_WORK TO DO_: Restate each of the lines below word for word and drop every picture.

_TASK INPUTS_:
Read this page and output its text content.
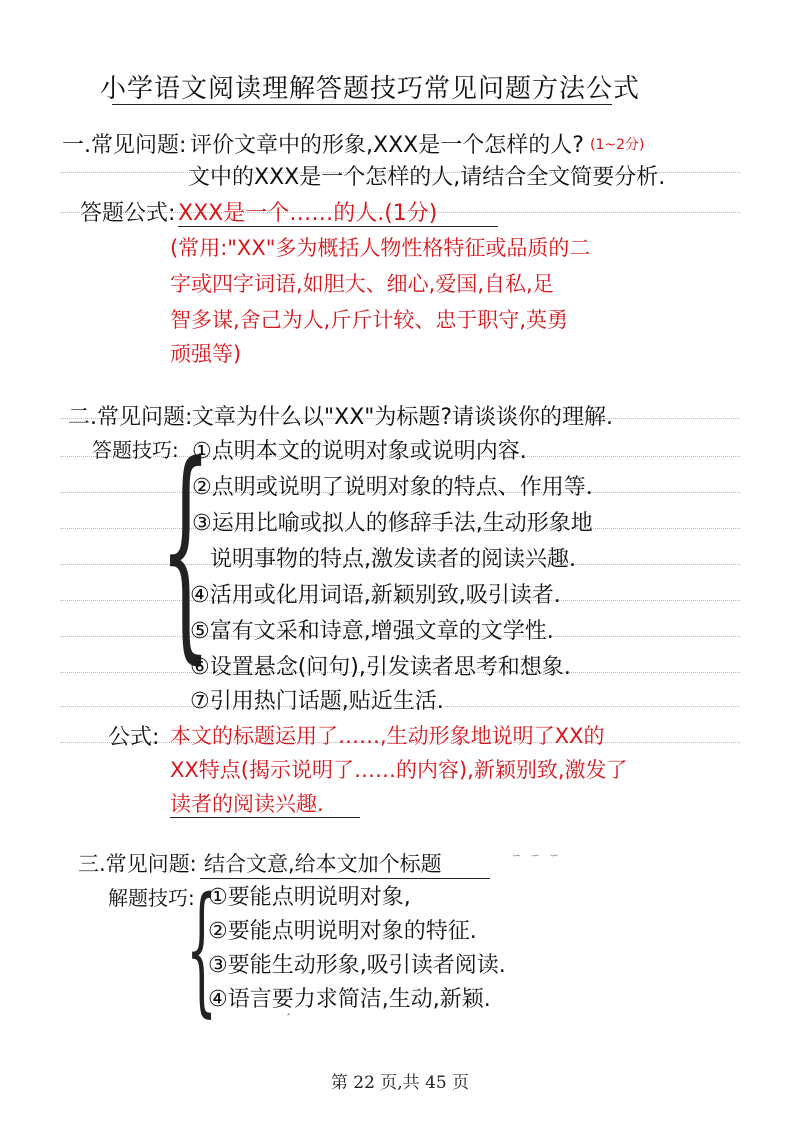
小学语文阅读理解答题技巧常见问题方法公式
一.常见问题: 评价文章中的形象,XXX是一个怎样的人? (1~2分)
文中的XXX是一个怎样的人,请结合全文简要分析.
答题公式: XXX是一个……的人.(1分)
(常用:"XX"多为概括人物性格特征或品质的二
字或四字词语,如胆大、细心,爱国,自私,足
智多谋,舍己为人,斤斤计较、忠于职守,英勇
顽强等)
二.常见问题: 文章为什么以"XX"为标题?请谈谈你的理解.
答题技巧:
{
①点明本文的说明对象或说明内容.
②点明或说明了说明对象的特点、作用等.
③运用比喻或拟人的修辞手法,生动形象地
说明事物的特点,激发读者的阅读兴趣.
④活用或化用词语,新颖别致,吸引读者.
⑤富有文采和诗意,增强文章的文学性.
⑥设置悬念(问句),引发读者思考和想象.
⑦引用热门话题,贴近生活.
公式: 本文的标题运用了……,生动形象地说明了XX的
XX特点(揭示说明了……的内容),新颖别致,激发了
读者的阅读兴趣.
三.常见问题: 结合文意,给本文加个标题	∽ ∽ ∽
解题技巧:
{
①要能点明说明对象,
②要能点明说明对象的特征.
③要能生动形象,吸引读者阅读.
④语言要力求简洁,生动,新颖.
ˊ
第 22 页,共 45 页
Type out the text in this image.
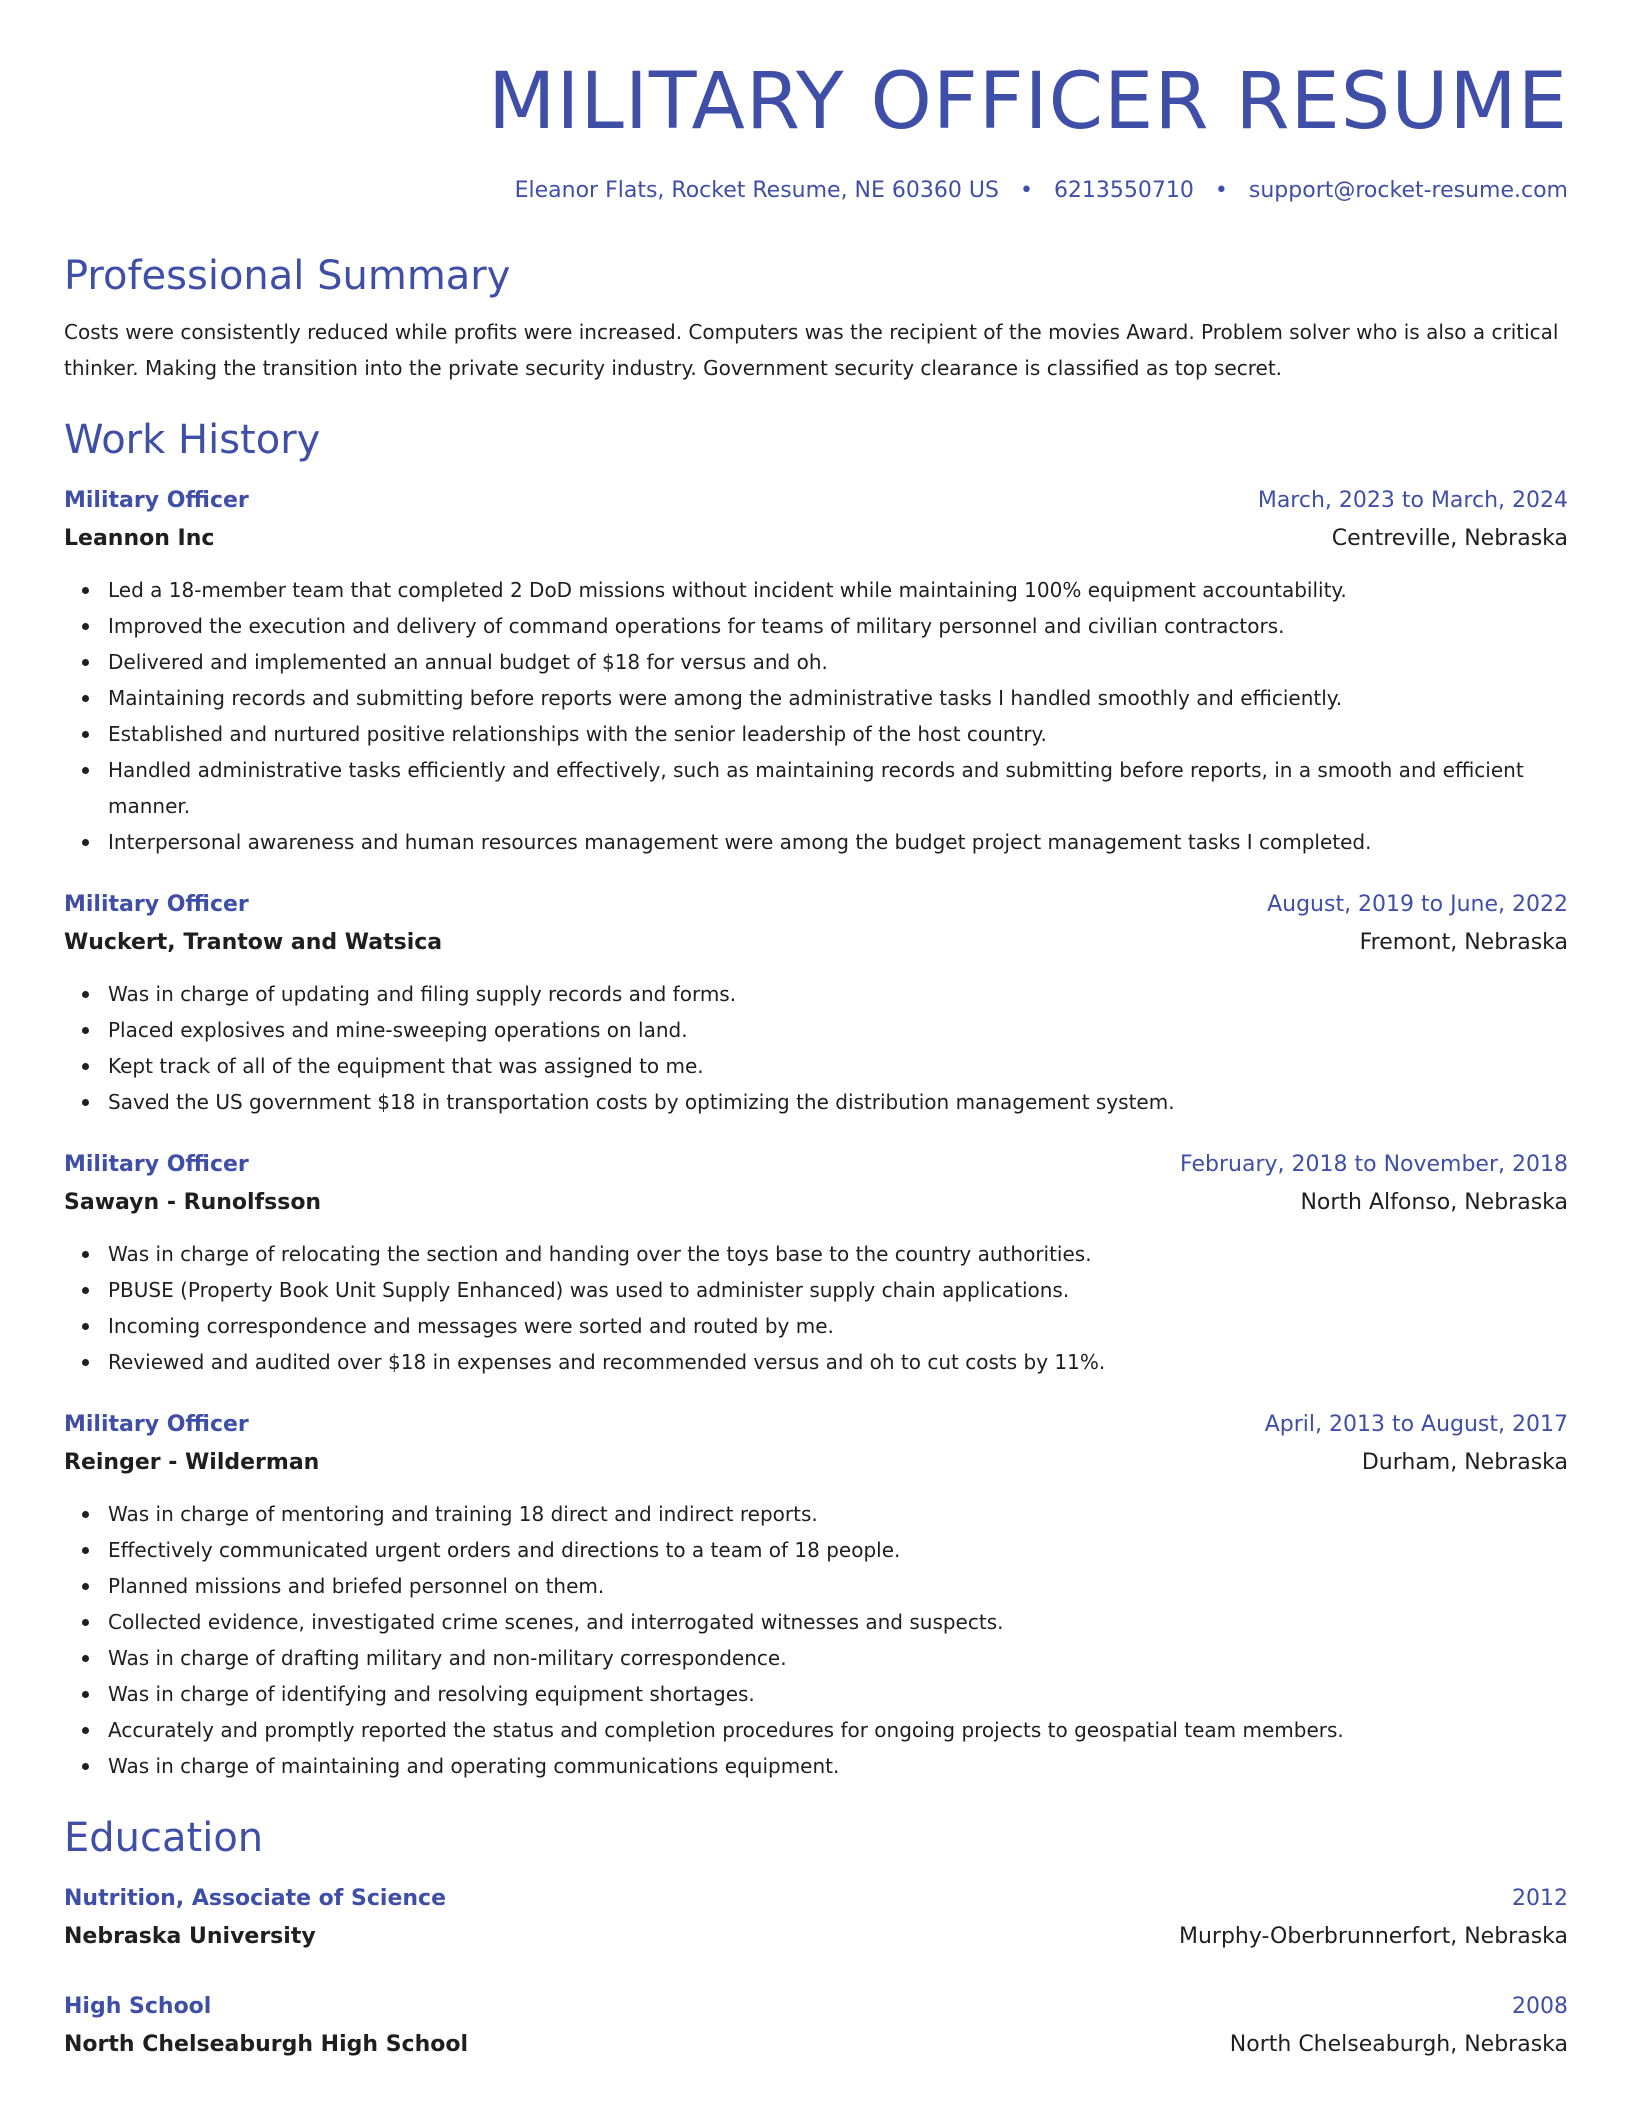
MILITARY OFFICER RESUME
Eleanor Flats, Rocket Resume, NE 60360 US • 6213550710 • support@rocket-resume.com
Professional Summary

Costs were consistently reduced while profits were increased. Computers was the recipient of the movies Award. Problem solver who is also a critical thinker. Making the transition into the private security industry. Government security clearance is classified as top secret.

Work History
Military Officer	March, 2023 to March, 2024
Leannon Inc	Centreville, Nebraska
Led a 18-member team that completed 2 DoD missions without incident while maintaining 100% equipment accountability.
Improved the execution and delivery of command operations for teams of military personnel and civilian contractors.
Delivered and implemented an annual budget of $18 for versus and oh.
Maintaining records and submitting before reports were among the administrative tasks I handled smoothly and efficiently.
Established and nurtured positive relationships with the senior leadership of the host country.
Handled administrative tasks efficiently and effectively, such as maintaining records and submitting before reports, in a smooth and efficient manner.
Interpersonal awareness and human resources management were among the budget project management tasks I completed.
Military Officer	August, 2019 to June, 2022
Wuckert, Trantow and Watsica	Fremont, Nebraska
Was in charge of updating and filing supply records and forms.
Placed explosives and mine-sweeping operations on land.
Kept track of all of the equipment that was assigned to me.
Saved the US government $18 in transportation costs by optimizing the distribution management system.
Military Officer	February, 2018 to November, 2018
Sawayn - Runolfsson	North Alfonso, Nebraska
Was in charge of relocating the section and handing over the toys base to the country authorities.
PBUSE (Property Book Unit Supply Enhanced) was used to administer supply chain applications.
Incoming correspondence and messages were sorted and routed by me.
Reviewed and audited over $18 in expenses and recommended versus and oh to cut costs by 11%.
Military Officer	April, 2013 to August, 2017
Reinger - Wilderman	Durham, Nebraska
Was in charge of mentoring and training 18 direct and indirect reports.
Effectively communicated urgent orders and directions to a team of 18 people.
Planned missions and briefed personnel on them.
Collected evidence, investigated crime scenes, and interrogated witnesses and suspects.
Was in charge of drafting military and non-military correspondence.
Was in charge of identifying and resolving equipment shortages.
Accurately and promptly reported the status and completion procedures for ongoing projects to geospatial team members.
Was in charge of maintaining and operating communications equipment.
Education
Nutrition, Associate of Science	2012
Nebraska University	Murphy-Oberbrunnerfort, Nebraska
High School	2008
North Chelseaburgh High School	North Chelseaburgh, Nebraska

_WRITTEN RESPONSE_:
Read this page and output its text content.
小学语文阅读理解答题技巧常见问题方法公式
一.常见问题: 评价文章中的形象,XXX是一个怎样的人? (1~2分)
文中的XXX是一个怎样的人,请结合全文简要分析.
答题公式: XXX是一个……的人.(1分)
(常用:"XX"多为概括人物性格特征或品质的二
字或四字词语,如胆大、细心,爱国,自私,足
智多谋,舍己为人,斤斤计较、忠于职守,英勇
顽强等)
二.常见问题: 文章为什么以"XX"为标题?请谈谈你的理解.
答题技巧:
{
①点明本文的说明对象或说明内容.
②点明或说明了说明对象的特点、作用等.
③运用比喻或拟人的修辞手法,生动形象地
说明事物的特点,激发读者的阅读兴趣.
④活用或化用词语,新颖别致,吸引读者.
⑤富有文采和诗意,增强文章的文学性.
⑥设置悬念(问句),引发读者思考和想象.
⑦引用热门话题,贴近生活.
公式: 本文的标题运用了……,生动形象地说明了XX的
XX特点(揭示说明了……的内容),新颖别致,激发了
读者的阅读兴趣.
三.常见问题: 结合文意,给本文加个标题	∽ ∽ ∽
解题技巧:
{
①要能点明说明对象,
②要能点明说明对象的特征.
③要能生动形象,吸引读者阅读.
④语言要力求简洁,生动,新颖.
ˊ
第 22 页,共 45 页
Type out the text in this image.
MILITARY OFFICER RESUME
Eleanor Flats, Rocket Resume, NE 60360 US • 6213550710 • support@rocket-resume.com
Professional Summary

Costs were consistently reduced while profits were increased. Computers was the recipient of the movies Award. Problem solver who is also a critical thinker. Making the transition into the private security industry. Government security clearance is classified as top secret.

Work History
Military Officer	March, 2023 to March, 2024
Leannon Inc	Centreville, Nebraska
Led a 18-member team that completed 2 DoD missions without incident while maintaining 100% equipment accountability.
Improved the execution and delivery of command operations for teams of military personnel and civilian contractors.
Delivered and implemented an annual budget of $18 for versus and oh.
Maintaining records and submitting before reports were among the administrative tasks I handled smoothly and efficiently.
Established and nurtured positive relationships with the senior leadership of the host country.
Handled administrative tasks efficiently and effectively, such as maintaining records and submitting before reports, in a smooth and efficient manner.
Interpersonal awareness and human resources management were among the budget project management tasks I completed.
Military Officer	August, 2019 to June, 2022
Wuckert, Trantow and Watsica	Fremont, Nebraska
Was in charge of updating and filing supply records and forms.
Placed explosives and mine-sweeping operations on land.
Kept track of all of the equipment that was assigned to me.
Saved the US government $18 in transportation costs by optimizing the distribution management system.
Military Officer	February, 2018 to November, 2018
Sawayn - Runolfsson	North Alfonso, Nebraska
Was in charge of relocating the section and handing over the toys base to the country authorities.
PBUSE (Property Book Unit Supply Enhanced) was used to administer supply chain applications.
Incoming correspondence and messages were sorted and routed by me.
Reviewed and audited over $18 in expenses and recommended versus and oh to cut costs by 11%.
Military Officer	April, 2013 to August, 2017
Reinger - Wilderman	Durham, Nebraska
Was in charge of mentoring and training 18 direct and indirect reports.
Effectively communicated urgent orders and directions to a team of 18 people.
Planned missions and briefed personnel on them.
Collected evidence, investigated crime scenes, and interrogated witnesses and suspects.
Was in charge of drafting military and non-military correspondence.
Was in charge of identifying and resolving equipment shortages.
Accurately and promptly reported the status and completion procedures for ongoing projects to geospatial team members.
Was in charge of maintaining and operating communications equipment.
Education
Nutrition, Associate of Science	2012
Nebraska University	Murphy-Oberbrunnerfort, Nebraska
High School	2008
North Chelseaburgh High School	North Chelseaburgh, Nebraska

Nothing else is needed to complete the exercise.